Exercise details: Can you reproduce the data beneath, keeping every line exact?

Entries with figure data:
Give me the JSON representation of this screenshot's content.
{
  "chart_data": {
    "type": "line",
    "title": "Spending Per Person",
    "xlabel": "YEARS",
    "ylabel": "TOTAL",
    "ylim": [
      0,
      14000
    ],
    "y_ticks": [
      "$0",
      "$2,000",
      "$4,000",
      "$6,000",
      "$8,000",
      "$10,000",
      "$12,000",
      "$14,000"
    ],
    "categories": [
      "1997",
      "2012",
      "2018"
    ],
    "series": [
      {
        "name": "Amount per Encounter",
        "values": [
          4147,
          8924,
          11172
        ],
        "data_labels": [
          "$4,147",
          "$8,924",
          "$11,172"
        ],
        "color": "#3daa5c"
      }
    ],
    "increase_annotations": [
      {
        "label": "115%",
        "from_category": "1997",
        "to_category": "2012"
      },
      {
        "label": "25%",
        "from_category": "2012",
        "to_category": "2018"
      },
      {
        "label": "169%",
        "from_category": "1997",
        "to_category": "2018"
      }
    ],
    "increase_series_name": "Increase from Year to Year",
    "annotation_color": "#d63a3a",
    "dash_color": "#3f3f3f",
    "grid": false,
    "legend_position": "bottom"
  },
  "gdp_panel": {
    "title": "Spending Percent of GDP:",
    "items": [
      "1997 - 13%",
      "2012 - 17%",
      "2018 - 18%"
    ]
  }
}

Response to this task:
Give me the JSON representation of this screenshot's content.
{
  "chart_data": {
    "type": "line",
    "title": "Spending Per Person",
    "xlabel": "YEARS",
    "ylabel": "TOTAL",
    "ylim": [
      0,
      14000
    ],
    "y_ticks": [
      "$0",
      "$2,000",
      "$4,000",
      "$6,000",
      "$8,000",
      "$10,000",
      "$12,000",
      "$14,000"
    ],
    "categories": [
      "1997",
      "2012",
      "2018"
    ],
    "series": [
      {
        "name": "Amount per Encounter",
        "values": [
          4147,
          8924,
          11172
        ],
        "data_labels": [
          "$4,147",
          "$8,924",
          "$11,172"
        ],
        "color": "#3daa5c"
      }
    ],
    "increase_annotations": [
      {
        "label": "115%",
        "from_category": "1997",
        "to_category": "2012"
      },
      {
        "label": "25%",
        "from_category": "2012",
        "to_category": "2018"
      },
      {
        "label": "169%",
        "from_category": "1997",
        "to_category": "2018"
      }
    ],
    "increase_series_name": "Increase from Year to Year",
    "annotation_color": "#d63a3a",
    "dash_color": "#3f3f3f",
    "grid": false,
    "legend_position": "bottom"
  },
  "gdp_panel": {
    "title": "Spending Percent of GDP:",
    "items": [
      "1997 - 13%",
      "2012 - 17%",
      "2018 - 18%"
    ]
  }
}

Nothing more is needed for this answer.